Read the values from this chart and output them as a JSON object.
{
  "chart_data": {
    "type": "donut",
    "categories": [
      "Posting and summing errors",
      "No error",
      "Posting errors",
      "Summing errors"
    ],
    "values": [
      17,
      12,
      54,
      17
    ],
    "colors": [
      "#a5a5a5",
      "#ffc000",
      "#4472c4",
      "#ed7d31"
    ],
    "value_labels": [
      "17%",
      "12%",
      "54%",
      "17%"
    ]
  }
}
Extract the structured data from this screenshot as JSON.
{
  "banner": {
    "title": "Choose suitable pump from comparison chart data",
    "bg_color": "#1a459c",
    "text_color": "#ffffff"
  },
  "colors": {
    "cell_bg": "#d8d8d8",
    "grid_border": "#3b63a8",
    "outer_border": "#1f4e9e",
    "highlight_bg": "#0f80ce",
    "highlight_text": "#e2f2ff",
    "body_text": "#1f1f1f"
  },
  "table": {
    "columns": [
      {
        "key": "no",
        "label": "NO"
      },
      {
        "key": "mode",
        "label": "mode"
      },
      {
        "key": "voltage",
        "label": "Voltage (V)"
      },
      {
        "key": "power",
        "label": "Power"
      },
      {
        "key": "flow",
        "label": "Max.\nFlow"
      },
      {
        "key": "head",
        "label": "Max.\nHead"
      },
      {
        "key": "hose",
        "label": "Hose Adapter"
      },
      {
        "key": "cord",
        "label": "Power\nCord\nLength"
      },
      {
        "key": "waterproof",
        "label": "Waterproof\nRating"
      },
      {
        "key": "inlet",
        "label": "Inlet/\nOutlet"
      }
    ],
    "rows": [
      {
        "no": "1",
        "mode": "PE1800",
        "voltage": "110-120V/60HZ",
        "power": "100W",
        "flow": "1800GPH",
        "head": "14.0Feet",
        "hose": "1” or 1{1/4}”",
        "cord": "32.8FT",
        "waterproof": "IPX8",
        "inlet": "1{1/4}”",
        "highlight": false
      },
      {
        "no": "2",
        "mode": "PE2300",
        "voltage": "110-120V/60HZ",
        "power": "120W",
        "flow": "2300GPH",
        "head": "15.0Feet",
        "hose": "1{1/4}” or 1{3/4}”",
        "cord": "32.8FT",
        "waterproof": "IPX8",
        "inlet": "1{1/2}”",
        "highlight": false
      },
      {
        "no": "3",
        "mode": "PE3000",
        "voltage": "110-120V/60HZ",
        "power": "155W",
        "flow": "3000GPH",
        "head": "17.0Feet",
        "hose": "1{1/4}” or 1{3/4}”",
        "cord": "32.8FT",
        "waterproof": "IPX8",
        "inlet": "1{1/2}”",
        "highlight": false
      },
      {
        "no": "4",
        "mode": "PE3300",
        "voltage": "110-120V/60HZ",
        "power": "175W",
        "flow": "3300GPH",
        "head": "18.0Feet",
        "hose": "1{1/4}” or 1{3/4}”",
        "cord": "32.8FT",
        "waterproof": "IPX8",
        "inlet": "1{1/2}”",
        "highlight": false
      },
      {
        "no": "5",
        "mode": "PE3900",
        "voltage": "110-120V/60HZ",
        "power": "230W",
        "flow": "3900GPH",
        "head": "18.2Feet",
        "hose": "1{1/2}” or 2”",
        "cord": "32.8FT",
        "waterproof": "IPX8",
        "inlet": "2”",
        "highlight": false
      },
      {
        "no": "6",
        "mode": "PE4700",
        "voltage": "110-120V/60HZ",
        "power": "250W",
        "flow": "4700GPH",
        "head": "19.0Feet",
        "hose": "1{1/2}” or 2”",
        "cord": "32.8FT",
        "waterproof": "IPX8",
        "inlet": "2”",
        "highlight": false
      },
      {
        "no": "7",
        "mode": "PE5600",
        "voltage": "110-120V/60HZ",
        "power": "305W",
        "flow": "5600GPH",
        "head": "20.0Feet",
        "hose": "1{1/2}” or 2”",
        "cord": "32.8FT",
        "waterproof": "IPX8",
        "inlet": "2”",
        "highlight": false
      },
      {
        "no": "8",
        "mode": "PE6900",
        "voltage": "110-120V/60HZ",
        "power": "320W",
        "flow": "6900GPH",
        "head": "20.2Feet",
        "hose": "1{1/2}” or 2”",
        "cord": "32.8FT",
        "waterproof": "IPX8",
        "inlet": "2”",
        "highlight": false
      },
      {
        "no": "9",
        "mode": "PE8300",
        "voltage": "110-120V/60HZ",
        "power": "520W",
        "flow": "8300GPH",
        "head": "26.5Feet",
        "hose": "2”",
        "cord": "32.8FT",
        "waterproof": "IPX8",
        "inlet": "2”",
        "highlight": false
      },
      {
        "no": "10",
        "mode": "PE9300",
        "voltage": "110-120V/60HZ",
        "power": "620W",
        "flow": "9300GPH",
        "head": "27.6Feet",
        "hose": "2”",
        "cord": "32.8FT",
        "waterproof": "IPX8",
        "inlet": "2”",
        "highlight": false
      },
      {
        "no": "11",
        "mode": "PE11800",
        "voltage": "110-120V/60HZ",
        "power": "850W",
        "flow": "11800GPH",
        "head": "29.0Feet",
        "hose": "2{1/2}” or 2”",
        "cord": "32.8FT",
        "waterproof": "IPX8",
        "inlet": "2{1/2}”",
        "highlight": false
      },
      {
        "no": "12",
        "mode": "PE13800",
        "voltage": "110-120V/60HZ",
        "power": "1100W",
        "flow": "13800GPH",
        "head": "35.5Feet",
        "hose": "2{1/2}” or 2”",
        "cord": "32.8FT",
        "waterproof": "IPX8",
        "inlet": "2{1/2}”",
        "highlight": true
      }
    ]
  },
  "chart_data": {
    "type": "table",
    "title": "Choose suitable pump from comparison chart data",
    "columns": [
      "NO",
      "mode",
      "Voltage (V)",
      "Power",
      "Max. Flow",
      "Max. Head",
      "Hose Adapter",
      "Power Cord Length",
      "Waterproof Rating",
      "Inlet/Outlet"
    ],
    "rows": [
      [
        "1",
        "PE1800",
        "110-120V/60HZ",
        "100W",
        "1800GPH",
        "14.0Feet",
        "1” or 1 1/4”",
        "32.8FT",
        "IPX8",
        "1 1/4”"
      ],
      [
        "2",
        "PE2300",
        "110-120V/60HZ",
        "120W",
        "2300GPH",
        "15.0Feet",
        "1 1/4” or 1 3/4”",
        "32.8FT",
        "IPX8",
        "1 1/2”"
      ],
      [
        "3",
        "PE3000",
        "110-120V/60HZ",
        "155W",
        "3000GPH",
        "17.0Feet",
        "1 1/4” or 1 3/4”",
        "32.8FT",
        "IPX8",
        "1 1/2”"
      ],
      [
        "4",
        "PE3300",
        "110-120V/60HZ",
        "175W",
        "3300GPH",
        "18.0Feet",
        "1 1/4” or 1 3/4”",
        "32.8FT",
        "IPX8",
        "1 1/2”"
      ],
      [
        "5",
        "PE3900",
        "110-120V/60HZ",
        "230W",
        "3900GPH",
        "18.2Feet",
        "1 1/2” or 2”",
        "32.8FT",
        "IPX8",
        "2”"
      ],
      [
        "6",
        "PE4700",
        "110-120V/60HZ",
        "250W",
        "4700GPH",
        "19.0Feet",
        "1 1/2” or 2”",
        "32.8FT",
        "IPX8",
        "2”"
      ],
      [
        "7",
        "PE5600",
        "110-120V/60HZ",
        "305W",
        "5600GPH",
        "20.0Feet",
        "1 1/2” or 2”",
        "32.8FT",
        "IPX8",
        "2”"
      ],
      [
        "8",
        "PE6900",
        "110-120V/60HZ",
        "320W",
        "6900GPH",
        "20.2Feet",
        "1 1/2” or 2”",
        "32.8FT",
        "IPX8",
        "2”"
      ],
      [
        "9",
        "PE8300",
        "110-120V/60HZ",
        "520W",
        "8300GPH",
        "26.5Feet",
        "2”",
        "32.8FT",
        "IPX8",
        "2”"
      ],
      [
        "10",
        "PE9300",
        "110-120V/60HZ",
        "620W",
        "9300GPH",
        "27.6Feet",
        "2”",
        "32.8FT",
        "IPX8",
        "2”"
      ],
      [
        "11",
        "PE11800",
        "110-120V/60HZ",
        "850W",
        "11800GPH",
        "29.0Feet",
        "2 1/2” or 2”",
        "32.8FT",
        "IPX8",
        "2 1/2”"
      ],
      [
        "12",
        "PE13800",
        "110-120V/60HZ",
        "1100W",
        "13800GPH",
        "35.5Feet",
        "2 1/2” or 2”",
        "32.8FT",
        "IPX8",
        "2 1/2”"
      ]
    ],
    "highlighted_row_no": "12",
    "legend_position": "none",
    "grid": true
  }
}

────────────────────

→ SET TASK: Find the word "Posting" in the entries above and gather every line that holds it.

→ WRITTEN RESPONSE:
      "Posting and summing errors",
      "Posting errors",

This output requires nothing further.